▶ **WHAT IS BEING ASKED**
Only lines holding the word "JSON" should be copied from the material.

**** DATA PROVIDED ****

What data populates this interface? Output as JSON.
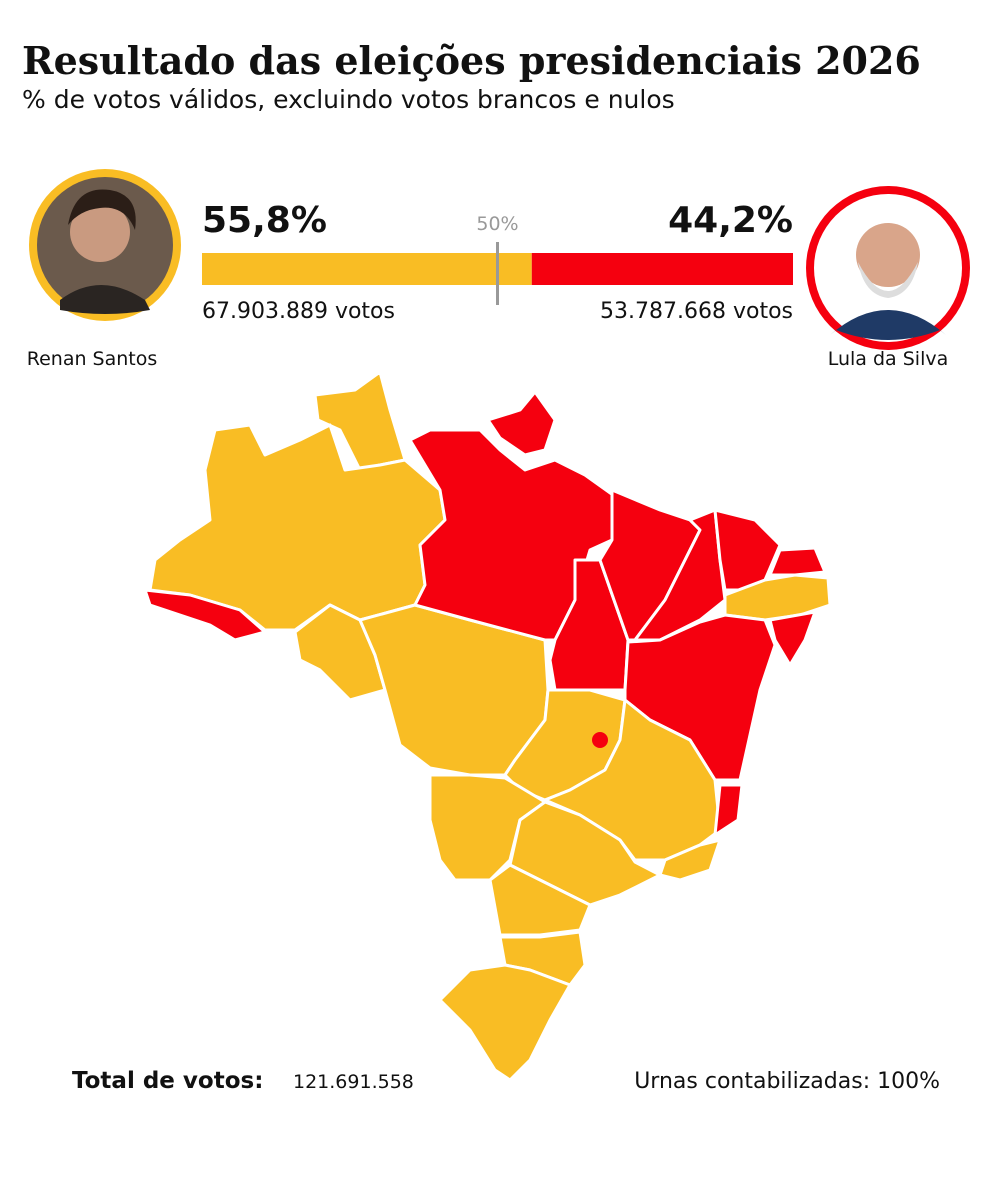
{
  "header": {
    "title": "Resultado das eleições presidenciais 2026",
    "subtitle": "% de votos válidos, excluindo votos brancos e nulos"
  },
  "candidates": [
    {
      "name": "Renan Santos",
      "share": {
        "value": 55.8,
        "label": "55,8%"
      },
      "votes": "67.903.889 votos",
      "color": "#f9bd24"
    },
    {
      "name": "Lula da Silva",
      "share": {
        "value": 44.2,
        "label": "44,2%"
      },
      "votes": "53.787.668 votos",
      "color": "#f5000f"
    }
  ],
  "midline": {
    "value": 50,
    "label": "50%"
  },
  "footer": {
    "total_label": "Total de votos:",
    "total": "121.691.558",
    "urns": "Urnas contabilizadas: 100%"
  }
}
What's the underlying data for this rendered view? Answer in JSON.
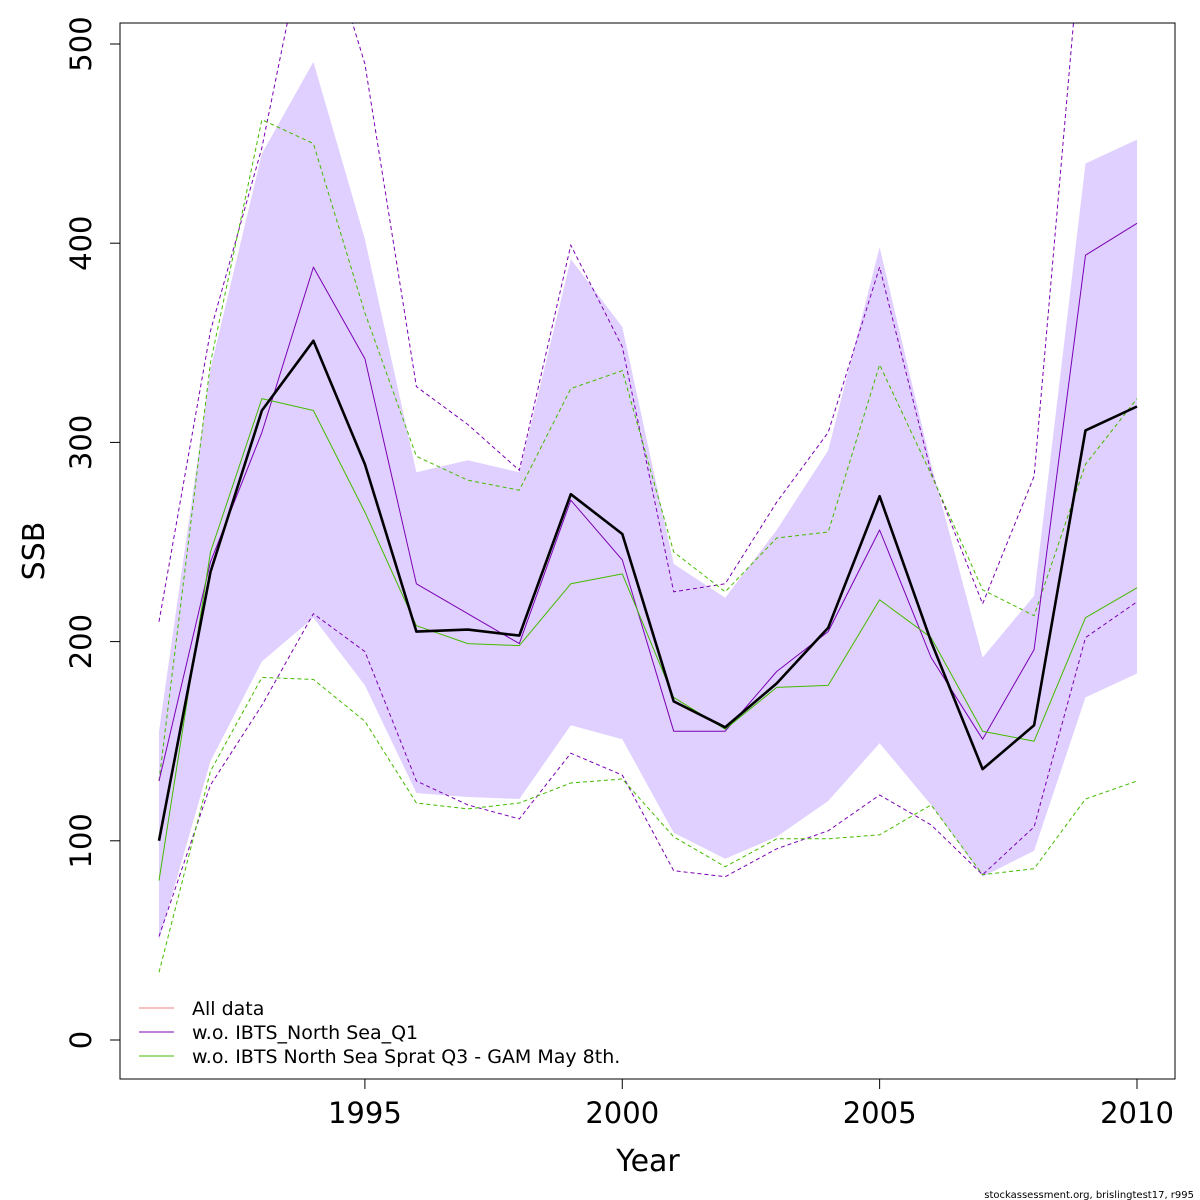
{
  "chart_data": {
    "type": "line",
    "xlabel": "Year",
    "ylabel": "SSB",
    "xlim": [
      1991,
      2010
    ],
    "ylim": [
      0,
      500
    ],
    "x_ticks": [
      1995,
      2000,
      2005,
      2010
    ],
    "y_ticks": [
      0,
      100,
      200,
      300,
      400,
      500
    ],
    "x": [
      1991,
      1992,
      1993,
      1994,
      1995,
      1996,
      1997,
      1998,
      1999,
      2000,
      2001,
      2002,
      2003,
      2004,
      2005,
      2006,
      2007,
      2008,
      2009,
      2010
    ],
    "band": {
      "fill_color": "#e0d0ff",
      "lower": [
        50,
        140,
        190,
        212,
        178,
        124,
        122,
        121,
        158,
        151,
        104,
        91,
        102,
        120,
        149,
        118,
        82,
        95,
        172,
        184
      ],
      "upper": [
        155,
        337,
        445,
        491,
        402,
        285,
        291,
        285,
        392,
        358,
        239,
        222,
        256,
        296,
        398,
        289,
        192,
        223,
        440,
        452
      ]
    },
    "series": [
      {
        "name": "All data",
        "color": "#000000",
        "legend_color": "#f08080",
        "values": [
          100,
          235,
          316,
          351,
          289,
          205,
          206,
          203,
          274,
          254,
          170,
          157,
          179,
          207,
          273,
          200,
          136,
          158,
          306,
          318
        ],
        "lower": [
          50,
          140,
          190,
          212,
          178,
          124,
          122,
          121,
          158,
          151,
          104,
          91,
          102,
          120,
          149,
          118,
          82,
          95,
          172,
          184
        ],
        "upper": [
          155,
          337,
          445,
          491,
          402,
          285,
          291,
          285,
          392,
          358,
          239,
          222,
          256,
          296,
          398,
          289,
          192,
          223,
          440,
          452
        ]
      },
      {
        "name": "w.o. IBTS_North Sea_Q1",
        "color": "#7b00b4",
        "values": [
          130,
          240,
          305,
          388,
          342,
          229,
          214,
          199,
          271,
          241,
          155,
          155,
          185,
          205,
          256,
          192,
          151,
          196,
          394,
          410
        ],
        "lower": [
          52,
          128,
          168,
          214,
          195,
          130,
          118,
          111,
          144,
          133,
          85,
          82,
          96,
          105,
          123,
          108,
          83,
          107,
          202,
          220
        ],
        "upper": [
          210,
          356,
          448,
          575,
          490,
          328,
          309,
          286,
          399,
          348,
          225,
          229,
          270,
          305,
          388,
          285,
          219,
          283,
          580,
          600
        ]
      },
      {
        "name": "w.o. IBTS North Sea Sprat Q3 - GAM May 8th.",
        "color": "#44bb00",
        "values": [
          80,
          245,
          322,
          316,
          265,
          208,
          199,
          198,
          229,
          234,
          172,
          156,
          177,
          178,
          221,
          202,
          155,
          150,
          212,
          227
        ],
        "lower": [
          34,
          135,
          182,
          181,
          160,
          119,
          116,
          119,
          129,
          131,
          102,
          87,
          101,
          101,
          103,
          118,
          83,
          86,
          121,
          130
        ],
        "upper": [
          130,
          340,
          462,
          450,
          365,
          293,
          281,
          276,
          327,
          336,
          245,
          225,
          252,
          255,
          339,
          284,
          226,
          213,
          289,
          322
        ]
      }
    ],
    "legend_position": "bottom-left"
  },
  "footer": "stockassessment.org, brislingtest17, r995"
}
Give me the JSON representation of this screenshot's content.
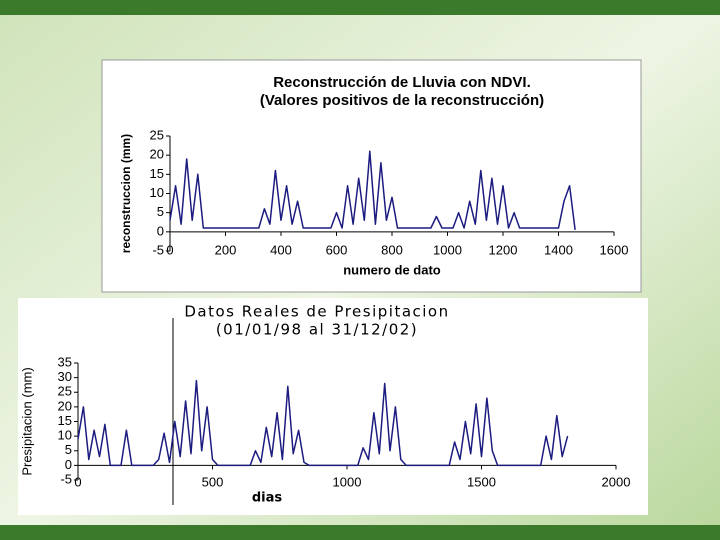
{
  "chart_data": [
    {
      "type": "line",
      "title": "Reconstrucción de Lluvia con NDVI.",
      "subtitle": "(Valores positivos de la reconstrucción)",
      "x_label": "numero de dato",
      "y_label": "reconstruccion (mm)",
      "xlim": [
        0,
        1600
      ],
      "xticks": [
        0,
        200,
        400,
        600,
        800,
        1000,
        1200,
        1400,
        1600
      ],
      "ylim": [
        -5,
        25
      ],
      "yticks": [
        -5,
        0,
        5,
        10,
        15,
        20,
        25
      ],
      "color": "#1c1c80",
      "x": [
        0,
        20,
        40,
        60,
        80,
        100,
        120,
        140,
        160,
        180,
        200,
        220,
        240,
        260,
        280,
        300,
        320,
        340,
        360,
        380,
        400,
        420,
        440,
        460,
        480,
        500,
        520,
        540,
        560,
        580,
        600,
        620,
        640,
        660,
        680,
        700,
        720,
        740,
        760,
        780,
        800,
        820,
        840,
        860,
        880,
        900,
        920,
        940,
        960,
        980,
        1000,
        1020,
        1040,
        1060,
        1080,
        1100,
        1120,
        1140,
        1160,
        1180,
        1200,
        1220,
        1240,
        1260,
        1280,
        1300,
        1320,
        1340,
        1360,
        1380,
        1400,
        1420,
        1440,
        1460
      ],
      "values": [
        3,
        12,
        2,
        19,
        3,
        15,
        1,
        1,
        1,
        1,
        1,
        1,
        1,
        1,
        1,
        1,
        1,
        6,
        2,
        16,
        3,
        12,
        2,
        8,
        1,
        1,
        1,
        1,
        1,
        1,
        5,
        1,
        12,
        2,
        14,
        3,
        21,
        2,
        18,
        3,
        9,
        1,
        1,
        1,
        1,
        1,
        1,
        1,
        4,
        1,
        1,
        1,
        5,
        1,
        8,
        2,
        16,
        3,
        14,
        2,
        12,
        1,
        5,
        1,
        1,
        1,
        1,
        1,
        1,
        1,
        1,
        8,
        12,
        0.5
      ]
    },
    {
      "type": "line",
      "title": "Datos Reales de Presipitacion",
      "subtitle": "(01/01/98 al 31/12/02)",
      "x_label": "dias",
      "y_label": "Presipitacion (mm)",
      "xlim": [
        0,
        2000
      ],
      "xticks": [
        0,
        500,
        1000,
        1500,
        2000
      ],
      "ylim": [
        -5,
        35
      ],
      "yticks": [
        -5,
        0,
        5,
        10,
        15,
        20,
        25,
        30,
        35
      ],
      "color": "#1c1c80",
      "x": [
        0,
        20,
        40,
        60,
        80,
        100,
        120,
        140,
        160,
        180,
        200,
        220,
        240,
        260,
        280,
        300,
        320,
        340,
        360,
        380,
        400,
        420,
        440,
        460,
        480,
        500,
        520,
        540,
        560,
        580,
        600,
        620,
        640,
        660,
        680,
        700,
        720,
        740,
        760,
        780,
        800,
        820,
        840,
        860,
        880,
        900,
        920,
        940,
        960,
        980,
        1000,
        1020,
        1040,
        1060,
        1080,
        1100,
        1120,
        1140,
        1160,
        1180,
        1200,
        1220,
        1240,
        1260,
        1280,
        1300,
        1320,
        1340,
        1360,
        1380,
        1400,
        1420,
        1440,
        1460,
        1480,
        1500,
        1520,
        1540,
        1560,
        1580,
        1600,
        1620,
        1640,
        1660,
        1680,
        1700,
        1720,
        1740,
        1760,
        1780,
        1800,
        1820
      ],
      "values": [
        9,
        20,
        2,
        12,
        3,
        14,
        0,
        0,
        0,
        12,
        0,
        0,
        0,
        0,
        0,
        2,
        11,
        1,
        15,
        3,
        22,
        4,
        29,
        5,
        20,
        2,
        0,
        0,
        0,
        0,
        0,
        0,
        0,
        5,
        1,
        13,
        3,
        18,
        2,
        27,
        4,
        12,
        1,
        0,
        0,
        0,
        0,
        0,
        0,
        0,
        0,
        0,
        0,
        6,
        2,
        18,
        4,
        28,
        5,
        20,
        2,
        0,
        0,
        0,
        0,
        0,
        0,
        0,
        0,
        0,
        8,
        2,
        15,
        4,
        21,
        3,
        23,
        5,
        0,
        0,
        0,
        0,
        0,
        0,
        0,
        0,
        0,
        10,
        2,
        17,
        3,
        10
      ]
    }
  ]
}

****

▶ **TASK ANSWER**
What data populates this interface? Output as JSON.
What's the underlying data for this rendered view? Answer in JSON.
Give me the JSON representation of this screenshot's content.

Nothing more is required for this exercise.